• Exercise directions:
Please print all of the material below, word for word.

___ Provided data ___

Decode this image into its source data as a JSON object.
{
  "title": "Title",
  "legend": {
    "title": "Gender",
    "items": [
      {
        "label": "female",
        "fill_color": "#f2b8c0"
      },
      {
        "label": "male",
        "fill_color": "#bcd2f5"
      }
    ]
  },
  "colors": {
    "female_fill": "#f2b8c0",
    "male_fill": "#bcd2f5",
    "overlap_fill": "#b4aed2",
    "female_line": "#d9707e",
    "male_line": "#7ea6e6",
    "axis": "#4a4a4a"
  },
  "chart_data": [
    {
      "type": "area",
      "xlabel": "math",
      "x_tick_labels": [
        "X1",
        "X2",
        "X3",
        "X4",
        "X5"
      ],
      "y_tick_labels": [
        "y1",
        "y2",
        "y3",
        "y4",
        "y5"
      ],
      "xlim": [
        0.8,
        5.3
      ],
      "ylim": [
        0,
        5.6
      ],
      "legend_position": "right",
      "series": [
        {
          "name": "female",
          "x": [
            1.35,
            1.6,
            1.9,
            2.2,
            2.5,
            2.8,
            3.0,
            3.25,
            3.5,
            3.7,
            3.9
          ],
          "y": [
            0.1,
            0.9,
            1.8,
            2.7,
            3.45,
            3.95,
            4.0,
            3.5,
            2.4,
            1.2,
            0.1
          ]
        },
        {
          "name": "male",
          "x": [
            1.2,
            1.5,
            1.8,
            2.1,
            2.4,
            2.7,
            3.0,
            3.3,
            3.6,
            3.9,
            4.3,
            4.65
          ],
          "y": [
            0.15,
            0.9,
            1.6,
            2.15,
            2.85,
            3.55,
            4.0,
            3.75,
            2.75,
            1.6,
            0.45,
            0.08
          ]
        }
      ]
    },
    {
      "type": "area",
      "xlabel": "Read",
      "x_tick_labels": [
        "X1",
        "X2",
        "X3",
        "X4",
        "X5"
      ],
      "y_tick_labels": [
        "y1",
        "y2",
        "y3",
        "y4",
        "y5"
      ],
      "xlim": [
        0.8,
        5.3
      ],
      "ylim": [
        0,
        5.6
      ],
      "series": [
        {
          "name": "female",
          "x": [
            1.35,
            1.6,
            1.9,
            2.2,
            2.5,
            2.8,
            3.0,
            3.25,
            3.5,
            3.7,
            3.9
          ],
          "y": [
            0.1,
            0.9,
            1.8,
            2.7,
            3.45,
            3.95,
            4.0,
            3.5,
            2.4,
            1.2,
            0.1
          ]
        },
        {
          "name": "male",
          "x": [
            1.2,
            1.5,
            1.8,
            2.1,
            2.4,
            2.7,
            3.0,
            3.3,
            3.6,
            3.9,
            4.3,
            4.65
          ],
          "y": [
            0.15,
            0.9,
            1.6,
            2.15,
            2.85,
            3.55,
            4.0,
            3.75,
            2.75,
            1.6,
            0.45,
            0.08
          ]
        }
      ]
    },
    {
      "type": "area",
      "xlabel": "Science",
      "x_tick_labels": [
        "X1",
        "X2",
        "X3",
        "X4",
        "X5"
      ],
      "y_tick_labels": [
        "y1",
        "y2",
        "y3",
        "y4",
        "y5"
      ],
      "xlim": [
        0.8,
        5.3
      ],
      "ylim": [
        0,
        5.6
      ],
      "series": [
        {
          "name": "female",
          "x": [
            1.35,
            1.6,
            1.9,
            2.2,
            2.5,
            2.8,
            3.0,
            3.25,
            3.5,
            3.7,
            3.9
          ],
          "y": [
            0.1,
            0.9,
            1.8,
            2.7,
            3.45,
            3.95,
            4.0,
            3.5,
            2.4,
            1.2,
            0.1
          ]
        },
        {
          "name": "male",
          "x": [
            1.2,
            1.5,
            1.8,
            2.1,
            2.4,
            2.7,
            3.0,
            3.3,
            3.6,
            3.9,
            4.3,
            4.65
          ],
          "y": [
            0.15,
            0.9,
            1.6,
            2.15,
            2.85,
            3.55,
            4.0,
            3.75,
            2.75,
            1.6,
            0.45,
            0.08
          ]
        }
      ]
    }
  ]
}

___

• The answer:
Decode this image into its source data as a JSON object.
{
  "title": "Title",
  "legend": {
    "title": "Gender",
    "items": [
      {
        "label": "female",
        "fill_color": "#f2b8c0"
      },
      {
        "label": "male",
        "fill_color": "#bcd2f5"
      }
    ]
  },
  "colors": {
    "female_fill": "#f2b8c0",
    "male_fill": "#bcd2f5",
    "overlap_fill": "#b4aed2",
    "female_line": "#d9707e",
    "male_line": "#7ea6e6",
    "axis": "#4a4a4a"
  },
  "chart_data": [
    {
      "type": "area",
      "xlabel": "math",
      "x_tick_labels": [
        "X1",
        "X2",
        "X3",
        "X4",
        "X5"
      ],
      "y_tick_labels": [
        "y1",
        "y2",
        "y3",
        "y4",
        "y5"
      ],
      "xlim": [
        0.8,
        5.3
      ],
      "ylim": [
        0,
        5.6
      ],
      "legend_position": "right",
      "series": [
        {
          "name": "female",
          "x": [
            1.35,
            1.6,
            1.9,
            2.2,
            2.5,
            2.8,
            3.0,
            3.25,
            3.5,
            3.7,
            3.9
          ],
          "y": [
            0.1,
            0.9,
            1.8,
            2.7,
            3.45,
            3.95,
            4.0,
            3.5,
            2.4,
            1.2,
            0.1
          ]
        },
        {
          "name": "male",
          "x": [
            1.2,
            1.5,
            1.8,
            2.1,
            2.4,
            2.7,
            3.0,
            3.3,
            3.6,
            3.9,
            4.3,
            4.65
          ],
          "y": [
            0.15,
            0.9,
            1.6,
            2.15,
            2.85,
            3.55,
            4.0,
            3.75,
            2.75,
            1.6,
            0.45,
            0.08
          ]
        }
      ]
    },
    {
      "type": "area",
      "xlabel": "Read",
      "x_tick_labels": [
        "X1",
        "X2",
        "X3",
        "X4",
        "X5"
      ],
      "y_tick_labels": [
        "y1",
        "y2",
        "y3",
        "y4",
        "y5"
      ],
      "xlim": [
        0.8,
        5.3
      ],
      "ylim": [
        0,
        5.6
      ],
      "series": [
        {
          "name": "female",
          "x": [
            1.35,
            1.6,
            1.9,
            2.2,
            2.5,
            2.8,
            3.0,
            3.25,
            3.5,
            3.7,
            3.9
          ],
          "y": [
            0.1,
            0.9,
            1.8,
            2.7,
            3.45,
            3.95,
            4.0,
            3.5,
            2.4,
            1.2,
            0.1
          ]
        },
        {
          "name": "male",
          "x": [
            1.2,
            1.5,
            1.8,
            2.1,
            2.4,
            2.7,
            3.0,
            3.3,
            3.6,
            3.9,
            4.3,
            4.65
          ],
          "y": [
            0.15,
            0.9,
            1.6,
            2.15,
            2.85,
            3.55,
            4.0,
            3.75,
            2.75,
            1.6,
            0.45,
            0.08
          ]
        }
      ]
    },
    {
      "type": "area",
      "xlabel": "Science",
      "x_tick_labels": [
        "X1",
        "X2",
        "X3",
        "X4",
        "X5"
      ],
      "y_tick_labels": [
        "y1",
        "y2",
        "y3",
        "y4",
        "y5"
      ],
      "xlim": [
        0.8,
        5.3
      ],
      "ylim": [
        0,
        5.6
      ],
      "series": [
        {
          "name": "female",
          "x": [
            1.35,
            1.6,
            1.9,
            2.2,
            2.5,
            2.8,
            3.0,
            3.25,
            3.5,
            3.7,
            3.9
          ],
          "y": [
            0.1,
            0.9,
            1.8,
            2.7,
            3.45,
            3.95,
            4.0,
            3.5,
            2.4,
            1.2,
            0.1
          ]
        },
        {
          "name": "male",
          "x": [
            1.2,
            1.5,
            1.8,
            2.1,
            2.4,
            2.7,
            3.0,
            3.3,
            3.6,
            3.9,
            4.3,
            4.65
          ],
          "y": [
            0.15,
            0.9,
            1.6,
            2.15,
            2.85,
            3.55,
            4.0,
            3.75,
            2.75,
            1.6,
            0.45,
            0.08
          ]
        }
      ]
    }
  ]
}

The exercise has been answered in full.